§ TASK TO COMPLETE:
Return the listing below in full, with every line exactly as it is.

============================================================

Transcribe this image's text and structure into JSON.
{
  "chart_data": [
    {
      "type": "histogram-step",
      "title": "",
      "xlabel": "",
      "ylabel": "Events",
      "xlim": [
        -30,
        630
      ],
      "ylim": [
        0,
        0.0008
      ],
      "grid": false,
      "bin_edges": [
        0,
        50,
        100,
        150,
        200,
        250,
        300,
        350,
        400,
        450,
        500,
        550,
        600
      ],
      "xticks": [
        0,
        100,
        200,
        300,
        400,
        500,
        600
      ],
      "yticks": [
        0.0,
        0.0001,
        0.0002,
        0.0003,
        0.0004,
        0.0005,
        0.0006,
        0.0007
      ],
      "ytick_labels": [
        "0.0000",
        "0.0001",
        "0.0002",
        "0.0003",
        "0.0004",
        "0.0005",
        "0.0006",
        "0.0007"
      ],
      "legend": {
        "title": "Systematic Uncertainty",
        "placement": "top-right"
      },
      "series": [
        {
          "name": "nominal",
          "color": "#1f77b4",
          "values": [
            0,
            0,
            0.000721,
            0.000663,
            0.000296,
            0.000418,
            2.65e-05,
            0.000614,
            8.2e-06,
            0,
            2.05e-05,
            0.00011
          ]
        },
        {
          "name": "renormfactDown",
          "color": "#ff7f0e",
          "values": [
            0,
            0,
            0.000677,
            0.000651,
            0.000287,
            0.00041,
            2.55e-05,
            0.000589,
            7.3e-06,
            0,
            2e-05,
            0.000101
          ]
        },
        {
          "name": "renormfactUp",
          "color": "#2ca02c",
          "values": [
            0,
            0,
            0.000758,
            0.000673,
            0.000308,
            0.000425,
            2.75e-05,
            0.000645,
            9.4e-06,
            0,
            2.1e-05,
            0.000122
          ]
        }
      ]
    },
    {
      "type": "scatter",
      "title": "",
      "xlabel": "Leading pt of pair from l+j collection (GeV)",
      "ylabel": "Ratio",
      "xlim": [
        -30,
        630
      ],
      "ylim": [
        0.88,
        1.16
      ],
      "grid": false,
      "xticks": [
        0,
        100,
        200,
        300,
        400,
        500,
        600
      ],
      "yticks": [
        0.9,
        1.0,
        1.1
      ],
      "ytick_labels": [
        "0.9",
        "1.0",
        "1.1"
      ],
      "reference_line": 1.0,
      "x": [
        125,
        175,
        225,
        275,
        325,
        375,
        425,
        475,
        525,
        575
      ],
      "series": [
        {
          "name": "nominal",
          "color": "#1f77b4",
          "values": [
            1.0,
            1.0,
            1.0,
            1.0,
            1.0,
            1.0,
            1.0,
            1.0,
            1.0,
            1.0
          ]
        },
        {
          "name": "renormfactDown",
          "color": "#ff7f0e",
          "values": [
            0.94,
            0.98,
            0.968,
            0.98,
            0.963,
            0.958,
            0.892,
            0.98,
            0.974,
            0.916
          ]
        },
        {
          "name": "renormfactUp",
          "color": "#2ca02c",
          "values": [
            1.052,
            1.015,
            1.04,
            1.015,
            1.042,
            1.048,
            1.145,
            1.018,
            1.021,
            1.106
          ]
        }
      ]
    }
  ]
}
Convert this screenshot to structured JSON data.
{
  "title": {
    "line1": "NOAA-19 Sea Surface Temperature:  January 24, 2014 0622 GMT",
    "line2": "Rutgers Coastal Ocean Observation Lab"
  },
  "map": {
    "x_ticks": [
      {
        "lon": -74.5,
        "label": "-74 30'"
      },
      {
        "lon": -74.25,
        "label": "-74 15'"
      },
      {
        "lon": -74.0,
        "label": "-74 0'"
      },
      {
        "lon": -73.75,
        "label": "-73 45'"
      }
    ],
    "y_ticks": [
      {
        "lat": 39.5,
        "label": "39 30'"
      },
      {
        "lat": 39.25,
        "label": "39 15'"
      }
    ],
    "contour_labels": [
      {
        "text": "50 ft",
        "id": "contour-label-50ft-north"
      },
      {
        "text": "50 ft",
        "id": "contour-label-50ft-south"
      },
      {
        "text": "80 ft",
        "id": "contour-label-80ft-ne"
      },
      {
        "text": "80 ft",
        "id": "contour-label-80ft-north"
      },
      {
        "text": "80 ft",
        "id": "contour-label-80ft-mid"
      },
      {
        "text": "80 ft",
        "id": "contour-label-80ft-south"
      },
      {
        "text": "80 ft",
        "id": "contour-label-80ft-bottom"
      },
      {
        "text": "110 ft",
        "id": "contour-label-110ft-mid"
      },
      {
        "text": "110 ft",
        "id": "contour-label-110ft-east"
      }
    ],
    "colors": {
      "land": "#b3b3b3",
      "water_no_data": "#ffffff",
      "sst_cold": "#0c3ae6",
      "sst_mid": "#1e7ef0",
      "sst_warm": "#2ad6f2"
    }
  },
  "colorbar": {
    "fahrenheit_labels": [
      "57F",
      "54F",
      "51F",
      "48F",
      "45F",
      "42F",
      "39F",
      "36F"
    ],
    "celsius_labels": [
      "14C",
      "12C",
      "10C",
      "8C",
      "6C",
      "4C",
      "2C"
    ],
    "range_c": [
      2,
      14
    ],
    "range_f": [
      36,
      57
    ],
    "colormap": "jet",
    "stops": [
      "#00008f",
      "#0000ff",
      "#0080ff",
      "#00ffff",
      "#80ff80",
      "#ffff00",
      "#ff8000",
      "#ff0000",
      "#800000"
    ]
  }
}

============================================================

§ COMPLETE ANSWER:
Transcribe this image's text and structure into JSON.
{
  "chart_data": [
    {
      "type": "histogram-step",
      "title": "",
      "xlabel": "",
      "ylabel": "Events",
      "xlim": [
        -30,
        630
      ],
      "ylim": [
        0,
        0.0008
      ],
      "grid": false,
      "bin_edges": [
        0,
        50,
        100,
        150,
        200,
        250,
        300,
        350,
        400,
        450,
        500,
        550,
        600
      ],
      "xticks": [
        0,
        100,
        200,
        300,
        400,
        500,
        600
      ],
      "yticks": [
        0.0,
        0.0001,
        0.0002,
        0.0003,
        0.0004,
        0.0005,
        0.0006,
        0.0007
      ],
      "ytick_labels": [
        "0.0000",
        "0.0001",
        "0.0002",
        "0.0003",
        "0.0004",
        "0.0005",
        "0.0006",
        "0.0007"
      ],
      "legend": {
        "title": "Systematic Uncertainty",
        "placement": "top-right"
      },
      "series": [
        {
          "name": "nominal",
          "color": "#1f77b4",
          "values": [
            0,
            0,
            0.000721,
            0.000663,
            0.000296,
            0.000418,
            2.65e-05,
            0.000614,
            8.2e-06,
            0,
            2.05e-05,
            0.00011
          ]
        },
        {
          "name": "renormfactDown",
          "color": "#ff7f0e",
          "values": [
            0,
            0,
            0.000677,
            0.000651,
            0.000287,
            0.00041,
            2.55e-05,
            0.000589,
            7.3e-06,
            0,
            2e-05,
            0.000101
          ]
        },
        {
          "name": "renormfactUp",
          "color": "#2ca02c",
          "values": [
            0,
            0,
            0.000758,
            0.000673,
            0.000308,
            0.000425,
            2.75e-05,
            0.000645,
            9.4e-06,
            0,
            2.1e-05,
            0.000122
          ]
        }
      ]
    },
    {
      "type": "scatter",
      "title": "",
      "xlabel": "Leading pt of pair from l+j collection (GeV)",
      "ylabel": "Ratio",
      "xlim": [
        -30,
        630
      ],
      "ylim": [
        0.88,
        1.16
      ],
      "grid": false,
      "xticks": [
        0,
        100,
        200,
        300,
        400,
        500,
        600
      ],
      "yticks": [
        0.9,
        1.0,
        1.1
      ],
      "ytick_labels": [
        "0.9",
        "1.0",
        "1.1"
      ],
      "reference_line": 1.0,
      "x": [
        125,
        175,
        225,
        275,
        325,
        375,
        425,
        475,
        525,
        575
      ],
      "series": [
        {
          "name": "nominal",
          "color": "#1f77b4",
          "values": [
            1.0,
            1.0,
            1.0,
            1.0,
            1.0,
            1.0,
            1.0,
            1.0,
            1.0,
            1.0
          ]
        },
        {
          "name": "renormfactDown",
          "color": "#ff7f0e",
          "values": [
            0.94,
            0.98,
            0.968,
            0.98,
            0.963,
            0.958,
            0.892,
            0.98,
            0.974,
            0.916
          ]
        },
        {
          "name": "renormfactUp",
          "color": "#2ca02c",
          "values": [
            1.052,
            1.015,
            1.04,
            1.015,
            1.042,
            1.048,
            1.145,
            1.018,
            1.021,
            1.106
          ]
        }
      ]
    }
  ]
}
Convert this screenshot to structured JSON data.
{
  "title": {
    "line1": "NOAA-19 Sea Surface Temperature:  January 24, 2014 0622 GMT",
    "line2": "Rutgers Coastal Ocean Observation Lab"
  },
  "map": {
    "x_ticks": [
      {
        "lon": -74.5,
        "label": "-74 30'"
      },
      {
        "lon": -74.25,
        "label": "-74 15'"
      },
      {
        "lon": -74.0,
        "label": "-74 0'"
      },
      {
        "lon": -73.75,
        "label": "-73 45'"
      }
    ],
    "y_ticks": [
      {
        "lat": 39.5,
        "label": "39 30'"
      },
      {
        "lat": 39.25,
        "label": "39 15'"
      }
    ],
    "contour_labels": [
      {
        "text": "50 ft",
        "id": "contour-label-50ft-north"
      },
      {
        "text": "50 ft",
        "id": "contour-label-50ft-south"
      },
      {
        "text": "80 ft",
        "id": "contour-label-80ft-ne"
      },
      {
        "text": "80 ft",
        "id": "contour-label-80ft-north"
      },
      {
        "text": "80 ft",
        "id": "contour-label-80ft-mid"
      },
      {
        "text": "80 ft",
        "id": "contour-label-80ft-south"
      },
      {
        "text": "80 ft",
        "id": "contour-label-80ft-bottom"
      },
      {
        "text": "110 ft",
        "id": "contour-label-110ft-mid"
      },
      {
        "text": "110 ft",
        "id": "contour-label-110ft-east"
      }
    ],
    "colors": {
      "land": "#b3b3b3",
      "water_no_data": "#ffffff",
      "sst_cold": "#0c3ae6",
      "sst_mid": "#1e7ef0",
      "sst_warm": "#2ad6f2"
    }
  },
  "colorbar": {
    "fahrenheit_labels": [
      "57F",
      "54F",
      "51F",
      "48F",
      "45F",
      "42F",
      "39F",
      "36F"
    ],
    "celsius_labels": [
      "14C",
      "12C",
      "10C",
      "8C",
      "6C",
      "4C",
      "2C"
    ],
    "range_c": [
      2,
      14
    ],
    "range_f": [
      36,
      57
    ],
    "colormap": "jet",
    "stops": [
      "#00008f",
      "#0000ff",
      "#0080ff",
      "#00ffff",
      "#80ff80",
      "#ffff00",
      "#ff8000",
      "#ff0000",
      "#800000"
    ]
  }
}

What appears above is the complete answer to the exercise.